╭─ Record extracts

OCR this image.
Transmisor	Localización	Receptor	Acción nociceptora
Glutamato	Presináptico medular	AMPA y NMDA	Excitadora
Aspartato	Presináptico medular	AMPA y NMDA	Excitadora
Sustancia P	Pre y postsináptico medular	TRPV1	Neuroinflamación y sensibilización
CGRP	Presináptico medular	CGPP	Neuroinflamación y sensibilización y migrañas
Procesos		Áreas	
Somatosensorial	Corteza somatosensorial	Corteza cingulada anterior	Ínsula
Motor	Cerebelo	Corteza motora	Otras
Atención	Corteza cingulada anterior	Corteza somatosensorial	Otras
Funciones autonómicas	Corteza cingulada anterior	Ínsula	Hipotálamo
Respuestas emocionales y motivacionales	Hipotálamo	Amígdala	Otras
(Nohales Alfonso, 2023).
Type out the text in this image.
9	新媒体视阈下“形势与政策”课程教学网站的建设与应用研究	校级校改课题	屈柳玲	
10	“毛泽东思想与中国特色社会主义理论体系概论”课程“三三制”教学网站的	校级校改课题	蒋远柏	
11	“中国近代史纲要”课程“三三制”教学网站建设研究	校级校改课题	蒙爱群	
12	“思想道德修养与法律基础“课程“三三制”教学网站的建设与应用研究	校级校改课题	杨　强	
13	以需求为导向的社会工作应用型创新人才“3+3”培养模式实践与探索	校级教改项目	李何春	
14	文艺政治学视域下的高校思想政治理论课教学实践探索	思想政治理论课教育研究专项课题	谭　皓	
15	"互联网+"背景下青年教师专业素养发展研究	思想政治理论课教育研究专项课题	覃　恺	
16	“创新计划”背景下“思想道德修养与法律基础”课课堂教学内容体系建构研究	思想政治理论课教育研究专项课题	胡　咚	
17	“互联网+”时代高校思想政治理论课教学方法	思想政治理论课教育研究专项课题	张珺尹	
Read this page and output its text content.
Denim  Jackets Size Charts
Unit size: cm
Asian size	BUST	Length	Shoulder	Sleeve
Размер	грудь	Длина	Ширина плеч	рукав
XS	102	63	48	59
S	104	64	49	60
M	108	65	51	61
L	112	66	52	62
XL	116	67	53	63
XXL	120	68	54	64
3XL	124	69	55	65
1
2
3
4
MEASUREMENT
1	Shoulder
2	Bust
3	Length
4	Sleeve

╰─

• **Stated exercise**:
Show all lines from the listing above in which "AMPA" appears.

• **Output**:
Glutamato	Presináptico medular	AMPA y NMDA	Excitadora
Aspartato	Presináptico medular	AMPA y NMDA	Excitadora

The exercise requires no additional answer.